[Collected data]
****

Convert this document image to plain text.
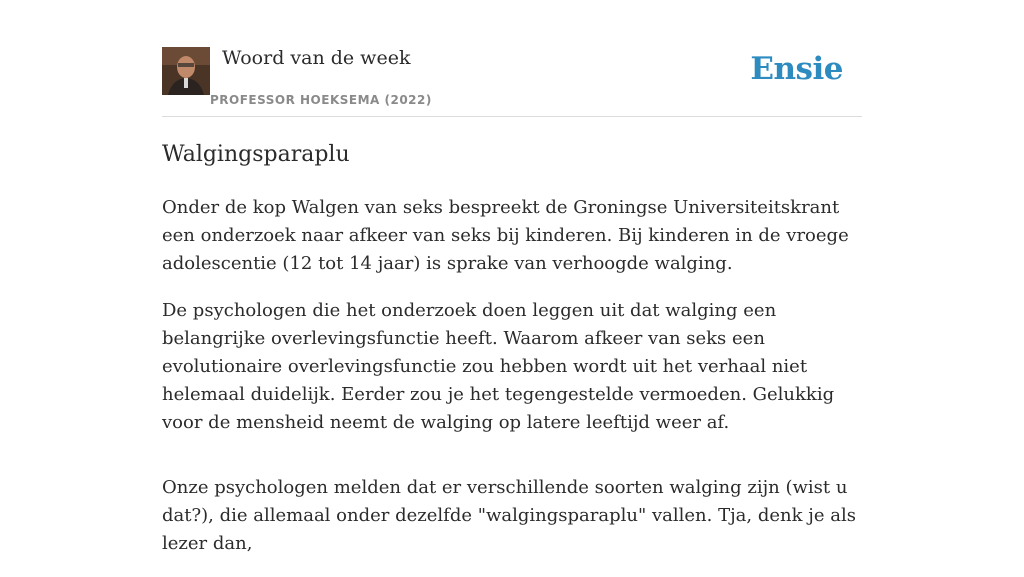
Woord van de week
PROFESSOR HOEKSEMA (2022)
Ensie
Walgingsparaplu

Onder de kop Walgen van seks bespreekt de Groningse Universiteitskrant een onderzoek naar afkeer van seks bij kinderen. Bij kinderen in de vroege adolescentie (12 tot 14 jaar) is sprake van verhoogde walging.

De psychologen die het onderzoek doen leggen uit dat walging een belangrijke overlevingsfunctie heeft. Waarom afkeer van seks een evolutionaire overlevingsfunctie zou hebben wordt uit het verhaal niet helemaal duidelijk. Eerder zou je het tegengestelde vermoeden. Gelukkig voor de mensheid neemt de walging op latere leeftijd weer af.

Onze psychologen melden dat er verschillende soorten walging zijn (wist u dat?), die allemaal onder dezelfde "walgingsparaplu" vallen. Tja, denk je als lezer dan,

****

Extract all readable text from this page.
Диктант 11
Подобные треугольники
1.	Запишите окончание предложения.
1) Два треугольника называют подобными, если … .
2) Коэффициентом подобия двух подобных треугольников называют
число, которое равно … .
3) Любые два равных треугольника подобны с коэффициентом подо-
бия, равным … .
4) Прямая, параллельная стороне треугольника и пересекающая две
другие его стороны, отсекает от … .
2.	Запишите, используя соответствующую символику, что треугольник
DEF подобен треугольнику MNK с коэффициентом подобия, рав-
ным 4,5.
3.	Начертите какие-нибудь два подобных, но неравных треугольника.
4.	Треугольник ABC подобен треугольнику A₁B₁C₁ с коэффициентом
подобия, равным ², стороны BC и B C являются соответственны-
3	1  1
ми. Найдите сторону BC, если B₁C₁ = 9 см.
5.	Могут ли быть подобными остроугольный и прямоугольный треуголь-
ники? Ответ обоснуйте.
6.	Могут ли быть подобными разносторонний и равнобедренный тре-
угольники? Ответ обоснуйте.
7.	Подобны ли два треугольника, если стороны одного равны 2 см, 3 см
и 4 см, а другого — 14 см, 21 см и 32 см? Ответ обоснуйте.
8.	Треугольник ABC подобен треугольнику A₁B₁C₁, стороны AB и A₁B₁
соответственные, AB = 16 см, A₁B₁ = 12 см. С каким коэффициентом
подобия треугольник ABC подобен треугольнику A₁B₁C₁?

****

TASK STATEMENT> Each line in the entries above that includes the string "подобия" should be extracted.

EXERCISE ANSWER>
2) Коэффициентом подобия двух подобных треугольников называют
DEF подобен треугольнику MNK с коэффициентом подобия, рав-
подобия, равным ², стороны BC и B C являются соответственны-
подобия треугольник ABC подобен треугольнику A₁B₁C₁?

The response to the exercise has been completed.